Task objective:
Scan the lines below for the string "İNGİLİZCE" and copy every one that has it.

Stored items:
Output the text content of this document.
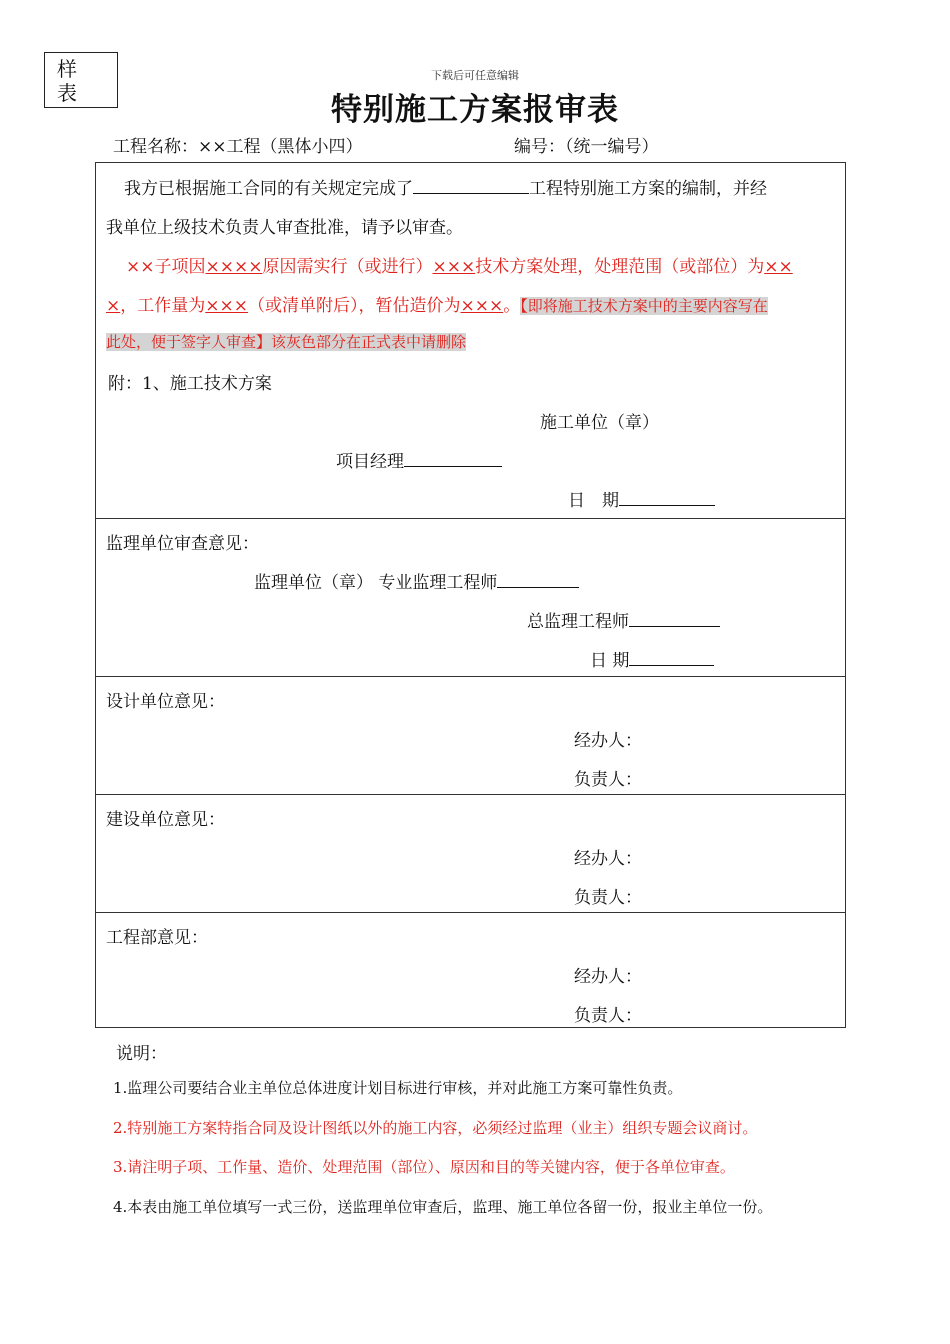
样
表
下载后可任意编辑
特别施工方案报审表
工程名称：××工程（黑体小四）	编号：（统一编号）
我方已根据施工合同的有关规定完成了	工程特别施工方案的编制，并经
我单位上级技术负责人审查批准，请予以审查。
××子项因××××原因需实行（或进行）×××技术方案处理，处理范围（或部位）为××
×，工作量为×××（或清单附后），暂估造价为×××。【即将施工技术方案中的主要内容写在
此处，便于签字人审查】该灰色部分在正式表中请删除
附：1、施工技术方案
施工单位（章）
项目经理
日　期
监理单位审查意见：
监理单位（章） 专业监理工程师
总监理工程师
日 期
设计单位意见：
经办人：
负责人：
建设单位意见：
经办人：
负责人：
工程部意见：
经办人：
负责人：
说明：
1.监理公司要结合业主单位总体进度计划目标进行审核，并对此施工方案可靠性负责。
2.特别施工方案特指合同及设计图纸以外的施工内容，必须经过监理（业主）组织专题会议商讨。
3.请注明子项、工作量、造价、处理范围（部位）、原因和目的等关键内容，便于各单位审查。
4.本表由施工单位填写一式三份，送监理单位审查后，监理、施工单位各留一份，报业主单位一份。
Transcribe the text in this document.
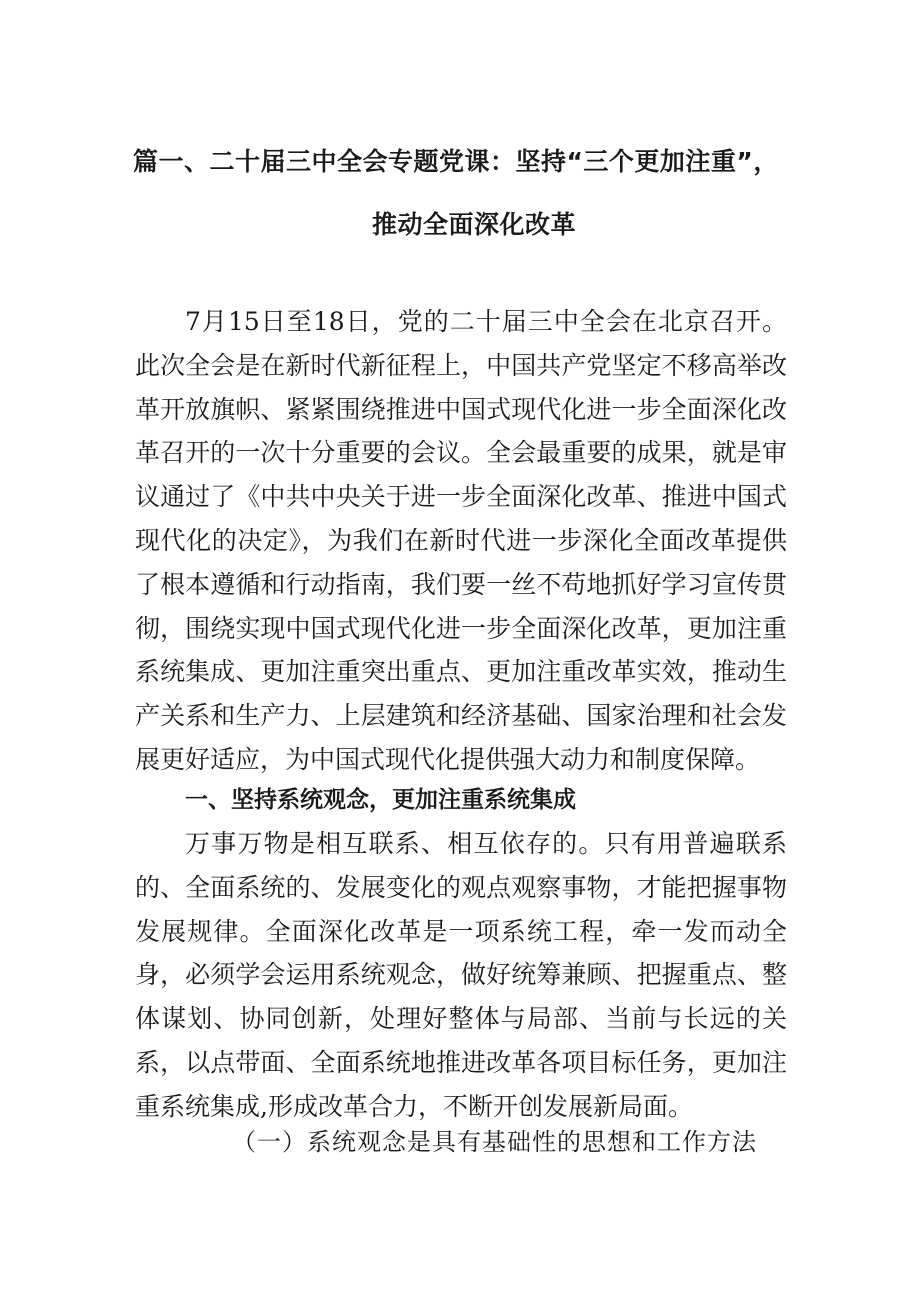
篇一、二十届三中全会专题党课：坚持“三个更加注重”，
推动全面深化改革

7月15日至18日，党的二十届三中全会在北京召开。此次全会是在新时代新征程上，中国共产党坚定不移高举改革开放旗帜、紧紧围绕推进中国式现代化进一步全面深化改革召开的一次十分重要的会议。全会最重要的成果，就是审议通过了《中共中央关于进一步全面深化改革、推进中国式现代化的决定》，为我们在新时代进一步深化全面改革提供了根本遵循和行动指南，我们要一丝不苟地抓好学习宣传贯彻，围绕实现中国式现代化进一步全面深化改革，更加注重系统集成、更加注重突出重点、更加注重改革实效，推动生产关系和生产力、上层建筑和经济基础、国家治理和社会发展更好适应，为中国式现代化提供强大动力和制度保障。

一、坚持系统观念，更加注重系统集成

万事万物是相互联系、相互依存的。只有用普遍联系的、全面系统的、发展变化的观点观察事物，才能把握事物发展规律。全面深化改革是一项系统工程，牵一发而动全身，必须学会运用系统观念，做好统筹兼顾、把握重点、整体谋划、协同创新，处理好整体与局部、当前与长远的关系，以点带面、全面系统地推进改革各项目标任务，更加注重系统集成,形成改革合力，不断开创发展新局面。

（一）系统观念是具有基础性的思想和工作方法
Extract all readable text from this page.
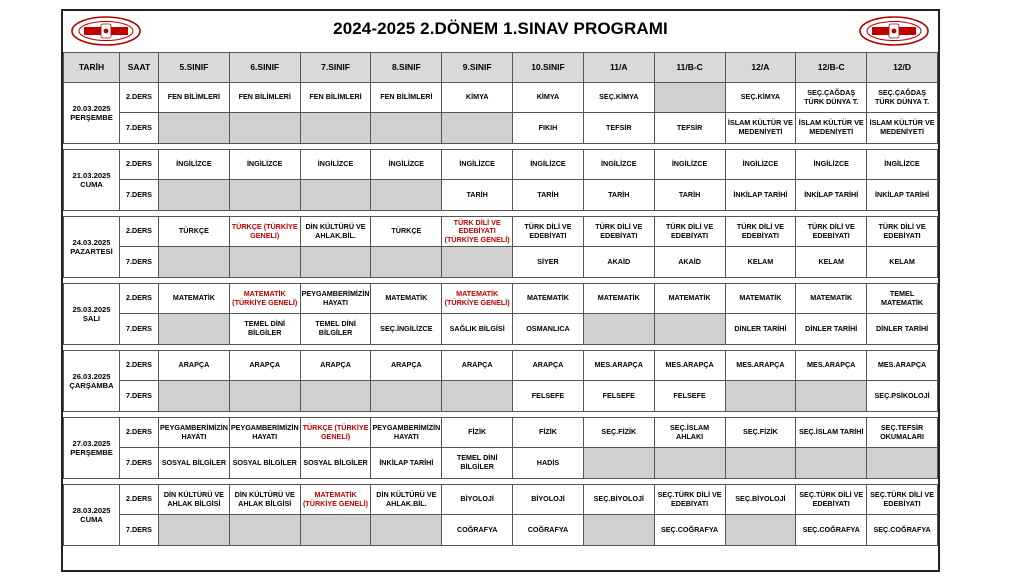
2024-2025 2.DÖNEM 1.SINAV PROGRAMI
TARİH	SAAT	5.SINIF	6.SINIF	7.SINIF	8.SINIF	9.SINIF	10.SINIF	11/A	11/B-C	12/A	12/B-C	12/D

20.03.2025
PERŞEMBE	2.DERS	FEN BİLİMLERİ	FEN BİLİMLERİ	FEN BİLİMLERİ	FEN BİLİMLERİ	KİMYA	KİMYA	SEÇ.KİMYA		SEÇ.KİMYA	SEÇ.ÇAĞDAŞ TÜRK DÜNYA T.	SEÇ.ÇAĞDAŞ TÜRK DÜNYA T.
	7.DERS						FIKIH	TEFSİR	TEFSİR	İSLAM KÜLTÜR VE MEDENİYETİ	İSLAM KÜLTÜR VE MEDENİYETİ	İSLAM KÜLTÜR VE MEDENİYETİ

21.03.2025
CUMA	2.DERS	İNGİLİZCE	İNGİLİZCE	İNGİLİZCE	İNGİLİZCE	İNGİLİZCE	İNGİLİZCE	İNGİLİZCE	İNGİLİZCE	İNGİLİZCE	İNGİLİZCE	İNGİLİZCE
	7.DERS					TARİH	TARİH	TARİH	TARİH	İNKİLAP TARİHİ	İNKİLAP TARİHİ	İNKİLAP TARİHİ

24.03.2025
PAZARTESİ	2.DERS	TÜRKÇE	TÜRKÇE (TÜRKİYE GENELİ)	DİN KÜLTÜRÜ VE AHLAK.BİL.	TÜRKÇE	TÜRK DİLİ VE EDEBİYATI (TÜRKİYE GENELİ)	TÜRK DİLİ VE EDEBİYATI	TÜRK DİLİ VE EDEBİYATI	TÜRK DİLİ VE EDEBİYATI	TÜRK DİLİ VE EDEBİYATI	TÜRK DİLİ VE EDEBİYATI	TÜRK DİLİ VE EDEBİYATI
	7.DERS						SİYER	AKAİD	AKAİD	KELAM	KELAM	KELAM

25.03.2025
SALI	2.DERS	MATEMATİK	MATEMATİK (TÜRKİYE GENELİ)	PEYGAMBERİMİZİN HAYATI	MATEMATİK	MATEMATİK (TÜRKİYE GENELİ)	MATEMATİK	MATEMATİK	MATEMATİK	MATEMATİK	MATEMATİK	TEMEL MATEMATİK
	7.DERS		TEMEL DİNİ BİLGİLER	TEMEL DİNİ BİLGİLER	SEÇ.İNGİLİZCE	SAĞLIK BİLGİSİ	OSMANLICA			DİNLER TARİHİ	DİNLER TARİHİ	DİNLER TARİHİ

26.03.2025
ÇARŞAMBA	2.DERS	ARAPÇA	ARAPÇA	ARAPÇA	ARAPÇA	ARAPÇA	ARAPÇA	MES.ARAPÇA	MES.ARAPÇA	MES.ARAPÇA	MES.ARAPÇA	MES.ARAPÇA
	7.DERS						FELSEFE	FELSEFE	FELSEFE			SEÇ.PSİKOLOJİ

27.03.2025
PERŞEMBE	2.DERS	PEYGAMBERİMİZİN HAYATI	PEYGAMBERİMİZİN HAYATI	TÜRKÇE (TÜRKİYE GENELİ)	PEYGAMBERİMİZİN HAYATI	FİZİK	FİZİK	SEÇ.FİZİK	SEÇ.İSLAM AHLAKI	SEÇ.FİZİK	SEÇ.İSLAM TARİHİ	SEÇ.TEFSİR OKUMALARI
	7.DERS	SOSYAL BİLGİLER	SOSYAL BİLGİLER	SOSYAL BİLGİLER	İNKİLAP TARİHİ	TEMEL DİNİ BİLGİLER	HADİS					

28.03.2025
CUMA	2.DERS	DİN KÜLTÜRÜ VE AHLAK BİLGİSİ	DİN KÜLTÜRÜ VE AHLAK BİLGİSİ	MATEMATİK (TÜRKİYE GENELİ)	DİN KÜLTÜRÜ VE AHLAK.BİL.	BİYOLOJİ	BİYOLOJİ	SEÇ.BİYOLOJİ	SEÇ.TÜRK DİLİ VE EDEBİYATI	SEÇ.BİYOLOJİ	SEÇ.TÜRK DİLİ VE EDEBİYATI	SEÇ.TÜRK DİLİ VE EDEBİYATI
	7.DERS					COĞRAFYA	COĞRAFYA		SEÇ.COĞRAFYA		SEÇ.COĞRAFYA	SEÇ.COĞRAFYA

Result below:
CUMA	2.DERS	İNGİLİZCE	İNGİLİZCE	İNGİLİZCE	İNGİLİZCE	İNGİLİZCE	İNGİLİZCE	İNGİLİZCE	İNGİLİZCE	İNGİLİZCE	İNGİLİZCE	İNGİLİZCE
	7.DERS		TEMEL DİNİ BİLGİLER	TEMEL DİNİ BİLGİLER	SEÇ.İNGİLİZCE	SAĞLIK BİLGİSİ	OSMANLICA			DİNLER TARİHİ	DİNLER TARİHİ	DİNLER TARİHİ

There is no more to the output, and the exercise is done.